Supplied data:
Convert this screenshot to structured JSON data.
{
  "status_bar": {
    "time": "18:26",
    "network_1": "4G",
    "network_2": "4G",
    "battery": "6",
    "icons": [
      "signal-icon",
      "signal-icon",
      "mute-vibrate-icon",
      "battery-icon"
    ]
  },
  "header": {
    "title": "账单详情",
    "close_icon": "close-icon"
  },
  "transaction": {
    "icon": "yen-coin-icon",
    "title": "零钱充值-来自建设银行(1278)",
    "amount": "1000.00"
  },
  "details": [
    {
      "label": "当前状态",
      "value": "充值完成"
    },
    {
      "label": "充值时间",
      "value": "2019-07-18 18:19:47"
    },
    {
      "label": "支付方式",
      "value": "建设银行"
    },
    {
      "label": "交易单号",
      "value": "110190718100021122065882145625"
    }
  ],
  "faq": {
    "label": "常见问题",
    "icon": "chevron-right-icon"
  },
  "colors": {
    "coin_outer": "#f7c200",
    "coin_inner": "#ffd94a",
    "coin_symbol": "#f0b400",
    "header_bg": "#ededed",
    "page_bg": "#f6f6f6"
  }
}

What is asked: Reproduce all data above, unchanged.

Output:
Convert this screenshot to structured JSON data.
{
  "status_bar": {
    "time": "18:26",
    "network_1": "4G",
    "network_2": "4G",
    "battery": "6",
    "icons": [
      "signal-icon",
      "signal-icon",
      "mute-vibrate-icon",
      "battery-icon"
    ]
  },
  "header": {
    "title": "账单详情",
    "close_icon": "close-icon"
  },
  "transaction": {
    "icon": "yen-coin-icon",
    "title": "零钱充值-来自建设银行(1278)",
    "amount": "1000.00"
  },
  "details": [
    {
      "label": "当前状态",
      "value": "充值完成"
    },
    {
      "label": "充值时间",
      "value": "2019-07-18 18:19:47"
    },
    {
      "label": "支付方式",
      "value": "建设银行"
    },
    {
      "label": "交易单号",
      "value": "110190718100021122065882145625"
    }
  ],
  "faq": {
    "label": "常见问题",
    "icon": "chevron-right-icon"
  },
  "colors": {
    "coin_outer": "#f7c200",
    "coin_inner": "#ffd94a",
    "coin_symbol": "#f0b400",
    "header_bg": "#ededed",
    "page_bg": "#f6f6f6"
  }
}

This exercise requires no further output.